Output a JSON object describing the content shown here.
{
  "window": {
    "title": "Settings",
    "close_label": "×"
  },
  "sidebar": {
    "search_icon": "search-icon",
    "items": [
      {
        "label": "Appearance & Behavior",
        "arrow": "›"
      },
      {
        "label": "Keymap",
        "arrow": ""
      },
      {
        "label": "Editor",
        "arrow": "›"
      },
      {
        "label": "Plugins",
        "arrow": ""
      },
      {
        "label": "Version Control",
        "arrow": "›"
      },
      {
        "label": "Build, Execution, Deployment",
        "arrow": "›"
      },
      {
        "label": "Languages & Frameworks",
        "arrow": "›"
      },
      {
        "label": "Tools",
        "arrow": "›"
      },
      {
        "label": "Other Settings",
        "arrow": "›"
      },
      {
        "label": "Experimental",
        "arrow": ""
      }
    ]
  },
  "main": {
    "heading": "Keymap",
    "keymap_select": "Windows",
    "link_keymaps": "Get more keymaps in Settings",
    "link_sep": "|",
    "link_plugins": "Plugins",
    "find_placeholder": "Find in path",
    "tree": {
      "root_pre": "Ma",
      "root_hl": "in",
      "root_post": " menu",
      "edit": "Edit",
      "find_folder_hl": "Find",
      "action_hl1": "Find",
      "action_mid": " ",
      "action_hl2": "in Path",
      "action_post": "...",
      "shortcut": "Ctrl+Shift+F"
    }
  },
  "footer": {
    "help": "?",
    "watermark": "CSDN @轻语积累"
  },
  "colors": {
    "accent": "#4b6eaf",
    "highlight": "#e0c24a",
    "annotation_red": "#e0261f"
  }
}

* GIVEN INSTRUCTION
Please restate the whole listing word for word.

* EXPECTED ANSWER
Output a JSON object describing the content shown here.
{
  "window": {
    "title": "Settings",
    "close_label": "×"
  },
  "sidebar": {
    "search_icon": "search-icon",
    "items": [
      {
        "label": "Appearance & Behavior",
        "arrow": "›"
      },
      {
        "label": "Keymap",
        "arrow": ""
      },
      {
        "label": "Editor",
        "arrow": "›"
      },
      {
        "label": "Plugins",
        "arrow": ""
      },
      {
        "label": "Version Control",
        "arrow": "›"
      },
      {
        "label": "Build, Execution, Deployment",
        "arrow": "›"
      },
      {
        "label": "Languages & Frameworks",
        "arrow": "›"
      },
      {
        "label": "Tools",
        "arrow": "›"
      },
      {
        "label": "Other Settings",
        "arrow": "›"
      },
      {
        "label": "Experimental",
        "arrow": ""
      }
    ]
  },
  "main": {
    "heading": "Keymap",
    "keymap_select": "Windows",
    "link_keymaps": "Get more keymaps in Settings",
    "link_sep": "|",
    "link_plugins": "Plugins",
    "find_placeholder": "Find in path",
    "tree": {
      "root_pre": "Ma",
      "root_hl": "in",
      "root_post": " menu",
      "edit": "Edit",
      "find_folder_hl": "Find",
      "action_hl1": "Find",
      "action_mid": " ",
      "action_hl2": "in Path",
      "action_post": "...",
      "shortcut": "Ctrl+Shift+F"
    }
  },
  "footer": {
    "help": "?",
    "watermark": "CSDN @轻语积累"
  },
  "colors": {
    "accent": "#4b6eaf",
    "highlight": "#e0c24a",
    "annotation_red": "#e0261f"
  }
}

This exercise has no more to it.